───── GIVEN RECORDS ─────

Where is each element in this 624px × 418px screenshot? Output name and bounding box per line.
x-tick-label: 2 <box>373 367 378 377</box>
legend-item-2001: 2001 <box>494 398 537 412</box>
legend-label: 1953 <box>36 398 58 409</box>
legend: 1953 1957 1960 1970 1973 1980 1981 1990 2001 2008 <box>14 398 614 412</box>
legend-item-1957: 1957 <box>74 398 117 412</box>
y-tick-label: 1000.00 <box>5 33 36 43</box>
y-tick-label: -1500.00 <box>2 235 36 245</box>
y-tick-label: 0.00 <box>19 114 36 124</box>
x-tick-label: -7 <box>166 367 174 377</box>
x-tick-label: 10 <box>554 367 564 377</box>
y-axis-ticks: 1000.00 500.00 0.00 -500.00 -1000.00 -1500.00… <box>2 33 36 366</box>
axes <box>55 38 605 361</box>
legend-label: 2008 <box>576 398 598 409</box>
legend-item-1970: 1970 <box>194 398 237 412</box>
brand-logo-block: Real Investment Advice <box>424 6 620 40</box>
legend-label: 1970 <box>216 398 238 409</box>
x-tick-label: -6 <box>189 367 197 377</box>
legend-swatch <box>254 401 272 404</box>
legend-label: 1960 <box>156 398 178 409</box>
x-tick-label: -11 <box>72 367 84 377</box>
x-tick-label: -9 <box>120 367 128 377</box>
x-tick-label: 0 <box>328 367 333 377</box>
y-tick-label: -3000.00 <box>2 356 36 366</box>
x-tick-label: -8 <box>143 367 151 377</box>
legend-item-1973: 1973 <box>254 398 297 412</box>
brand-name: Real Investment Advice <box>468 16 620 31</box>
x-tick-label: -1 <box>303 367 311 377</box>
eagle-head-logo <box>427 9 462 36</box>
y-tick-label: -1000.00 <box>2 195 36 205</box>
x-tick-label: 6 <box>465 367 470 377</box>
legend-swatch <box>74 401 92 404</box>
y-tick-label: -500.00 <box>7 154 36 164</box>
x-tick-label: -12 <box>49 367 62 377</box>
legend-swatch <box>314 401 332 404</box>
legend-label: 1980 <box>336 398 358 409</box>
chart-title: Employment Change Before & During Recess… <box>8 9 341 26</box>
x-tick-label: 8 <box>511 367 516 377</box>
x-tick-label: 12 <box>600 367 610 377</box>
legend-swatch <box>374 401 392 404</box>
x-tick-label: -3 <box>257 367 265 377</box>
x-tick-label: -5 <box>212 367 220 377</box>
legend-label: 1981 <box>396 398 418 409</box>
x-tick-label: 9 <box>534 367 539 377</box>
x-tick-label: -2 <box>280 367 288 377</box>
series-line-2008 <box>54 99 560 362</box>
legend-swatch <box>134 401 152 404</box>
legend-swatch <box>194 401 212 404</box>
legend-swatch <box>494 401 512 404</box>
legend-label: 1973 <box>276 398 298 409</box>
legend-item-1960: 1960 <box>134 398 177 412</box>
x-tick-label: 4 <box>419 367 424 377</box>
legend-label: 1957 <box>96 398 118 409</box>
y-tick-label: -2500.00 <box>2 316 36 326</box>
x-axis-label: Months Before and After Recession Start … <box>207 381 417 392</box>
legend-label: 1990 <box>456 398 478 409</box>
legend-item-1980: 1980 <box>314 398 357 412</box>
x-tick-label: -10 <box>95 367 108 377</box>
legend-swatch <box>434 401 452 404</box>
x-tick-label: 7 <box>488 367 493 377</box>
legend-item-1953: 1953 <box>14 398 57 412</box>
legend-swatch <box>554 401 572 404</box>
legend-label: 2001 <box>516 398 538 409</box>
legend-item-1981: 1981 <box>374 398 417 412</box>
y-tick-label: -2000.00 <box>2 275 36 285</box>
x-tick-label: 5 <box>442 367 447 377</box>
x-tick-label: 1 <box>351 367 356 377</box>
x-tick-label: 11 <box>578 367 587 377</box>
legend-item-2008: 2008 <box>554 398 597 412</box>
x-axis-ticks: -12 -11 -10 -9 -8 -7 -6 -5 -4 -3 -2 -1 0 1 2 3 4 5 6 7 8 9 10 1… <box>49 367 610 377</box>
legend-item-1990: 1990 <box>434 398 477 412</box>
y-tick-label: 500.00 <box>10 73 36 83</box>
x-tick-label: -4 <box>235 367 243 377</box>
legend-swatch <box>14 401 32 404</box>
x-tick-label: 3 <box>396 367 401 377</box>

─────

Rewrite the entries from the first line through the line with "x-tick-label: 10 <box>554 367 564 377</box>", replacing "y-tick-label" with "y-axis-label" and leaving everything else unchanged.

◆ **EXERCISE ANSWER**:
Where is each element in this 624px × 418px screenshot? Output name and bounding box per line.
x-tick-label: 2 <box>373 367 378 377</box>
legend-item-2001: 2001 <box>494 398 537 412</box>
legend-label: 1953 <box>36 398 58 409</box>
legend: 1953 1957 1960 1970 1973 1980 1981 1990 2001 2008 <box>14 398 614 412</box>
legend-item-1957: 1957 <box>74 398 117 412</box>
y-axis-label: 1000.00 <box>5 33 36 43</box>
y-axis-label: -1500.00 <box>2 235 36 245</box>
y-axis-label: 0.00 <box>19 114 36 124</box>
x-tick-label: -7 <box>166 367 174 377</box>
x-tick-label: 10 <box>554 367 564 377</box>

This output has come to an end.